- Directive
Say how many lines contain the string "name". Give no other output.

### Data extract ###

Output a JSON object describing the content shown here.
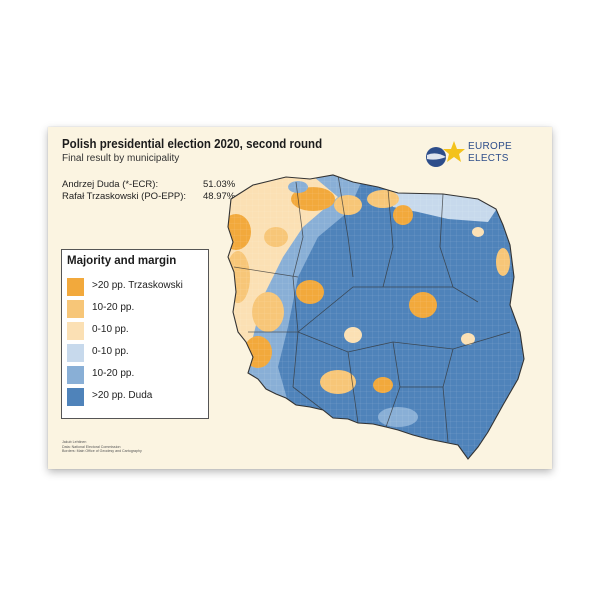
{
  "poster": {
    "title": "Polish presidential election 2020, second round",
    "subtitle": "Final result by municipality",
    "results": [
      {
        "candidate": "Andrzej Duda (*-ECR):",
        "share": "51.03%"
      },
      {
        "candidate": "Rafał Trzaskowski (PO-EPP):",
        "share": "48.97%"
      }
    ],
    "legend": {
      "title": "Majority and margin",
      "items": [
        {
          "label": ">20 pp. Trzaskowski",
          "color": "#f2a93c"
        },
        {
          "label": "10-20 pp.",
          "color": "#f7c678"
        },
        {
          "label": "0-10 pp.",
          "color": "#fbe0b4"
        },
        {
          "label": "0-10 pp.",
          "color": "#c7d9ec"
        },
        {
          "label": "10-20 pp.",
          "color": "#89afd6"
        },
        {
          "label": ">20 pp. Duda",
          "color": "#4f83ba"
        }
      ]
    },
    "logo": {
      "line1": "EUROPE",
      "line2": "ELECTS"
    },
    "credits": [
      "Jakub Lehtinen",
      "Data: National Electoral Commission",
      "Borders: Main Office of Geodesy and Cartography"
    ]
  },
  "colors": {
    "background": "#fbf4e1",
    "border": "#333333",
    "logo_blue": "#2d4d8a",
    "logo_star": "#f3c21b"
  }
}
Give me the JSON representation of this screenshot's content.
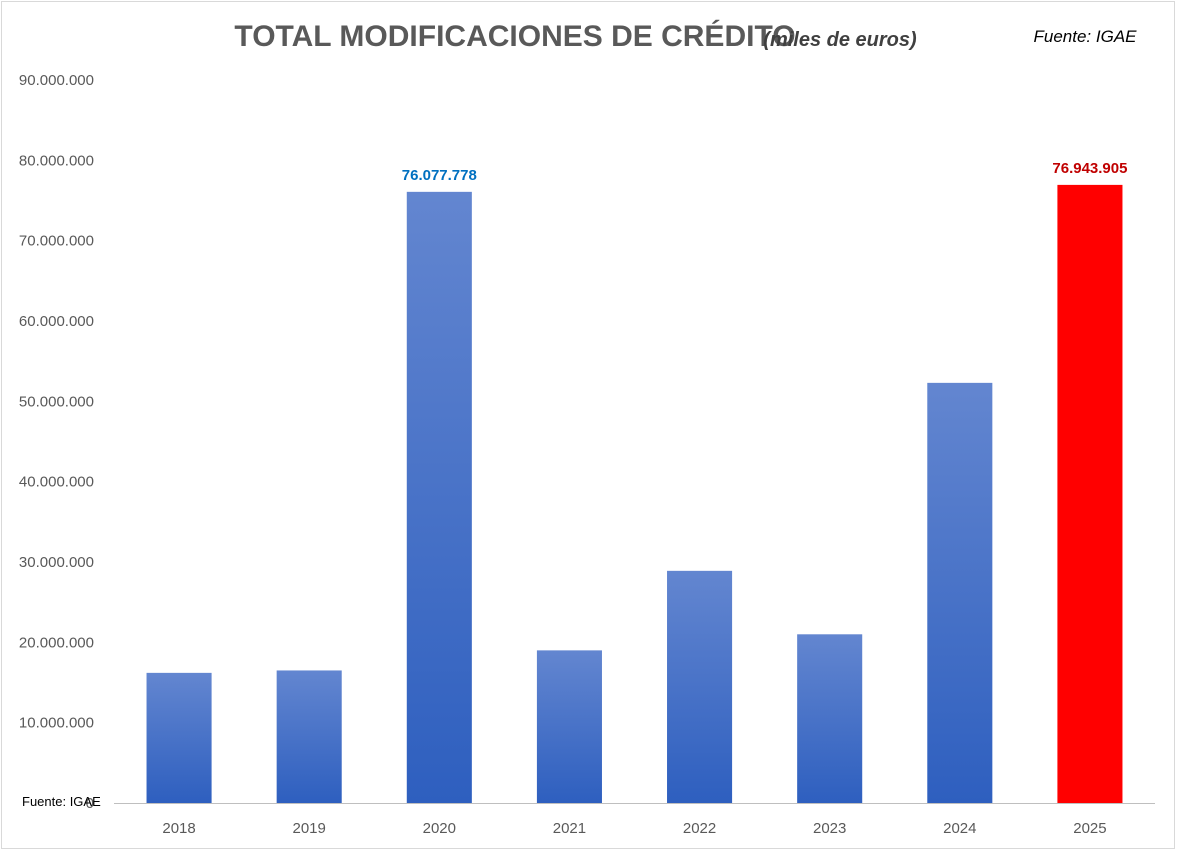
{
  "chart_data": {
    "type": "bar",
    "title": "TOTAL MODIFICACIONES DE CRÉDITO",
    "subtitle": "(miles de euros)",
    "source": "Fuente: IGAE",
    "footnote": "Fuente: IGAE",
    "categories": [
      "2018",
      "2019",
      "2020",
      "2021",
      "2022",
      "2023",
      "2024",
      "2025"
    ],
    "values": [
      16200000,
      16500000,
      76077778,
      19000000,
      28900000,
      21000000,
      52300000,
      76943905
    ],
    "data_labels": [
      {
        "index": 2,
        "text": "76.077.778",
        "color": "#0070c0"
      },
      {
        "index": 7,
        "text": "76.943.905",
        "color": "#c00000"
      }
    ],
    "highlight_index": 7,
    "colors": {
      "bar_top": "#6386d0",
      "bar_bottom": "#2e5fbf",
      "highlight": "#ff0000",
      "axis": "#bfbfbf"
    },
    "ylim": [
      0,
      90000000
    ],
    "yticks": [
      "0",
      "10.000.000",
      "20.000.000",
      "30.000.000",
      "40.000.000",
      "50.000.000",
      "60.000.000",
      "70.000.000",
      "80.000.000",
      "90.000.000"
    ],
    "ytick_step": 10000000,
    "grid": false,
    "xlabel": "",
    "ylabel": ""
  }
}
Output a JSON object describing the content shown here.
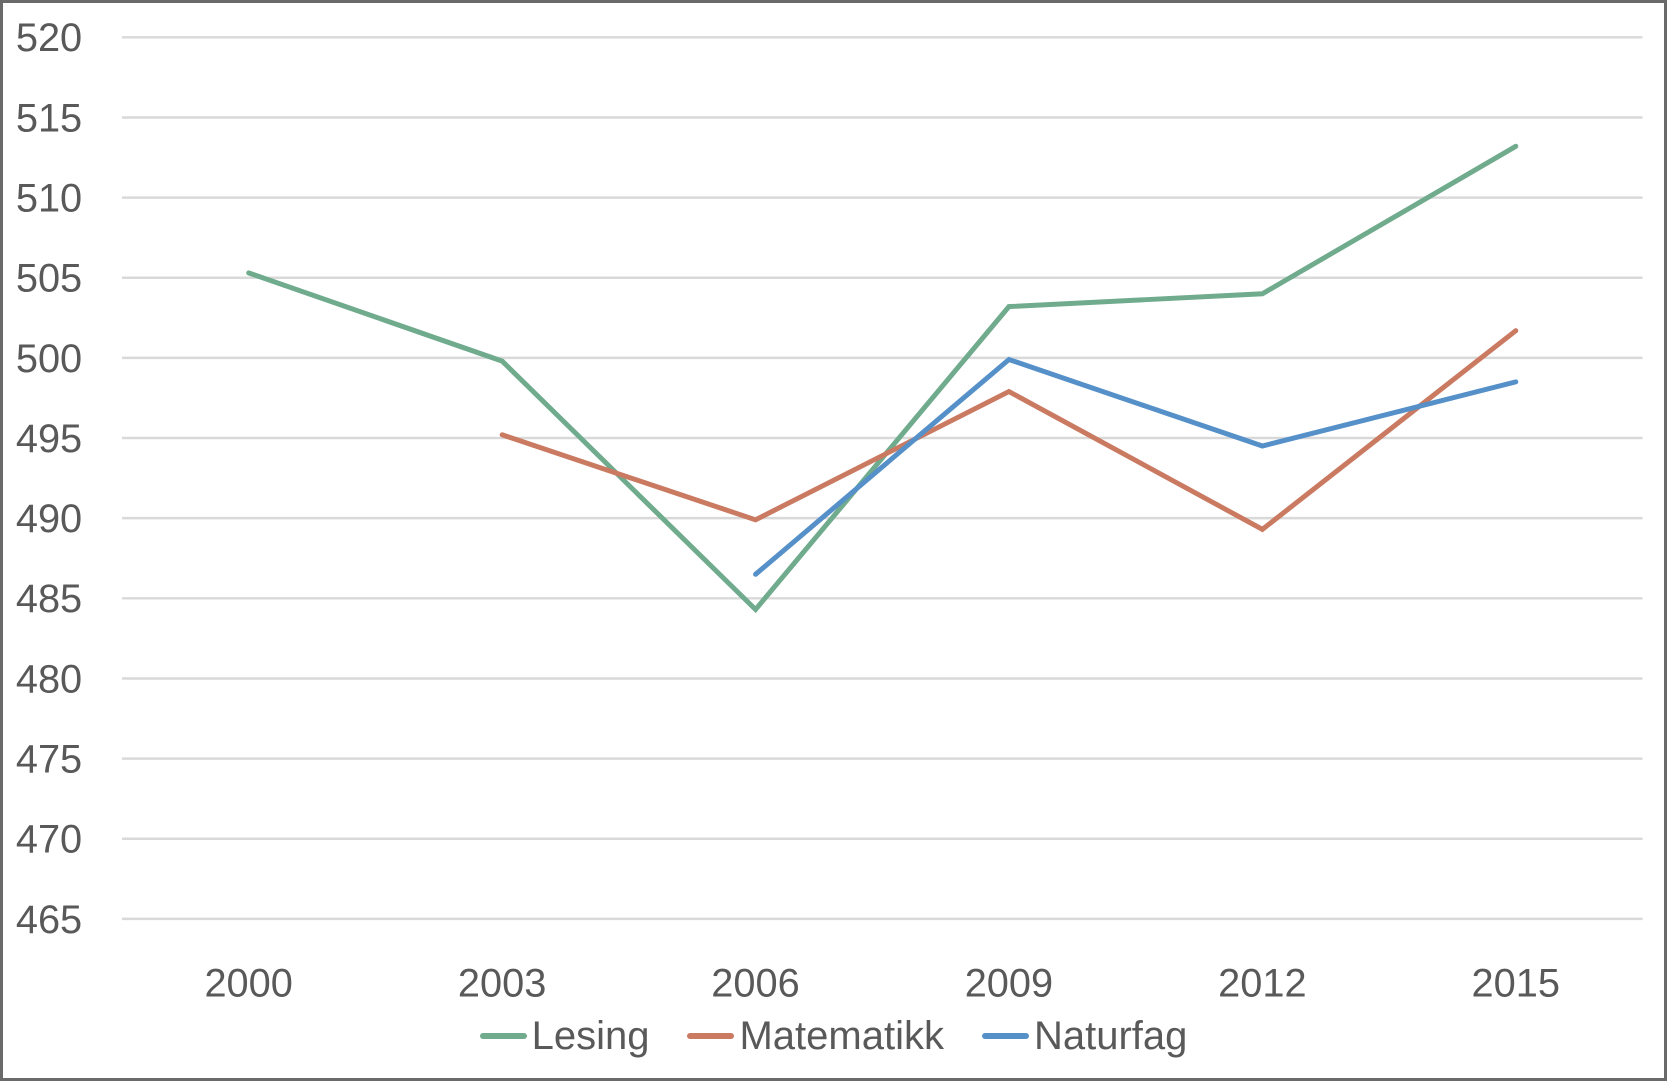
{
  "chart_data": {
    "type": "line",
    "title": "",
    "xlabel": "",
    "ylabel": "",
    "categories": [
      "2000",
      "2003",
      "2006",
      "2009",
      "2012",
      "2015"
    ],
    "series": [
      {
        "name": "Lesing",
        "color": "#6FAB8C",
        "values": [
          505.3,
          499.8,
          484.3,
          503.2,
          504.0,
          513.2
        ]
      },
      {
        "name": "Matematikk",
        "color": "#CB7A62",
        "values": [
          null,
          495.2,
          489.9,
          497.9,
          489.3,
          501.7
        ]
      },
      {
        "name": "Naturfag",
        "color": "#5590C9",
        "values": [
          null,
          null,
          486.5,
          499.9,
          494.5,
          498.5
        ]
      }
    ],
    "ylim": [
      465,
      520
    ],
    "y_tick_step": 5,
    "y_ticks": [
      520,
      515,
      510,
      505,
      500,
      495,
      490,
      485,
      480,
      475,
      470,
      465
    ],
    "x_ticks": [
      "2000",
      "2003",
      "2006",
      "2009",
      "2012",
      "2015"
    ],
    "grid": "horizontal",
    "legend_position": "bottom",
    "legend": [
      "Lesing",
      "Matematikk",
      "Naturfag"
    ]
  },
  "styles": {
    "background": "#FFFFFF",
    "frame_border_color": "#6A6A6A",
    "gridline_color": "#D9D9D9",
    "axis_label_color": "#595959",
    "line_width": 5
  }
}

###

- The reply
3